## OBJECTIVE
Copy each line holding the string "socket".

(A run of records)
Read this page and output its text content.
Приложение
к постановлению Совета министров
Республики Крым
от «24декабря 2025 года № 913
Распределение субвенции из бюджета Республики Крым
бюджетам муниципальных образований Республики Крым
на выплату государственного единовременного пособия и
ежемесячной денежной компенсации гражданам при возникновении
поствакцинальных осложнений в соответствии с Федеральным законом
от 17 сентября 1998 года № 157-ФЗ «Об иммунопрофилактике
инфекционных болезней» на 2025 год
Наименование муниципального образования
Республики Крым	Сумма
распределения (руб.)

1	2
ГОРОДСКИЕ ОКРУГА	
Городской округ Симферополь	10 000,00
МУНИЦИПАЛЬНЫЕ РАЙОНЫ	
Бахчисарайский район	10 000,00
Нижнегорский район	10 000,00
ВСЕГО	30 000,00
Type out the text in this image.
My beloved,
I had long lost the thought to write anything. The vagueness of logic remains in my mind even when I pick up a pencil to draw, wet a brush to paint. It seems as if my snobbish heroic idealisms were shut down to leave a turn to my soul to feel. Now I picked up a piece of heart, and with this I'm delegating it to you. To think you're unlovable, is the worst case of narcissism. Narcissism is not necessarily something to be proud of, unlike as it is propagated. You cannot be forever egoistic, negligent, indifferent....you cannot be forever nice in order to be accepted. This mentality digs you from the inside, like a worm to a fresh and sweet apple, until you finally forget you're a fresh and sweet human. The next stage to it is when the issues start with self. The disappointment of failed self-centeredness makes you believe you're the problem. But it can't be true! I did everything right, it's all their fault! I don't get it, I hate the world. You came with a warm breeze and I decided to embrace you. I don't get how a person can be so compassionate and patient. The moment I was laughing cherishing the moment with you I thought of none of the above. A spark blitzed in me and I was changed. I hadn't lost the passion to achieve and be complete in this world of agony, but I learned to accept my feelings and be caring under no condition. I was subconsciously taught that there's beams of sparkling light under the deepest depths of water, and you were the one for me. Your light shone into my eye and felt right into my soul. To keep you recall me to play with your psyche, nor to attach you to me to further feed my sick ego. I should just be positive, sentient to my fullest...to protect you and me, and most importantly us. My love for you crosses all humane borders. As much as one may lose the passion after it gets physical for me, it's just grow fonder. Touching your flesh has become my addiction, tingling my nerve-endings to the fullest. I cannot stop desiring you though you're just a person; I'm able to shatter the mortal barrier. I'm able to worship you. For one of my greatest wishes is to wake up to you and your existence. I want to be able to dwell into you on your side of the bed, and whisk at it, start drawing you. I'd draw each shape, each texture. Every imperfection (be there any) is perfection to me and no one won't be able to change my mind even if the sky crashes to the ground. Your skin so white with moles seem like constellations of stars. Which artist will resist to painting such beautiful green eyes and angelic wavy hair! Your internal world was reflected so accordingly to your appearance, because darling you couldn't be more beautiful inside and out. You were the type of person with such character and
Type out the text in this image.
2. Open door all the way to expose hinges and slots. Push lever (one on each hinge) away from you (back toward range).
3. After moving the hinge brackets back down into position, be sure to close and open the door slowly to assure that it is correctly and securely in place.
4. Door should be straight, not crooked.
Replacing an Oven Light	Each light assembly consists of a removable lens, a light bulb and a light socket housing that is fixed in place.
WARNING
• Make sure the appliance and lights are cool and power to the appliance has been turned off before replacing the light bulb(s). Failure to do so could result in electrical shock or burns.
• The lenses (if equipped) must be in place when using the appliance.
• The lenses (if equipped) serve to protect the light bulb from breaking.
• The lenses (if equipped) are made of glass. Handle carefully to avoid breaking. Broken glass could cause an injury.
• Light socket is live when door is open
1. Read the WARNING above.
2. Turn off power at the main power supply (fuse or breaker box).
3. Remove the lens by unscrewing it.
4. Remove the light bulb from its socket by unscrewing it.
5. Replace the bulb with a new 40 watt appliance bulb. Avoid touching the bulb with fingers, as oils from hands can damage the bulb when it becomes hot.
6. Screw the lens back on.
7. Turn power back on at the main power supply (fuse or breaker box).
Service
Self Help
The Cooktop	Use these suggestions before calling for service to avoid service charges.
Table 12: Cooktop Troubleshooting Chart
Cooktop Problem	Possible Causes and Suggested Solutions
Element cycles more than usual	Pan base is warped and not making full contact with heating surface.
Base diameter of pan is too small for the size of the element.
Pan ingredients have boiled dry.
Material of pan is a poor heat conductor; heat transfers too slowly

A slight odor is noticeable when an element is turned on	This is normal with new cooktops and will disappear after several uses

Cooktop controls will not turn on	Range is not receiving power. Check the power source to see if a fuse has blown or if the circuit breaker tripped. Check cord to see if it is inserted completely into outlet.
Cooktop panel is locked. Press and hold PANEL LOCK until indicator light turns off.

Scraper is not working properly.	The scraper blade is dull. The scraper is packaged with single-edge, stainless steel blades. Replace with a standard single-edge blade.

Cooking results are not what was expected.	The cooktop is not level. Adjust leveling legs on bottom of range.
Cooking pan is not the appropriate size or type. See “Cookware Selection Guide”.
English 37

## ANSWER TO THIS PROBLEM
Replacing an Oven Light	Each light assembly consists of a removable lens, a light bulb and a light socket housing that is fixed in place.
• Light socket is live when door is open
4. Remove the light bulb from its socket by unscrewing it.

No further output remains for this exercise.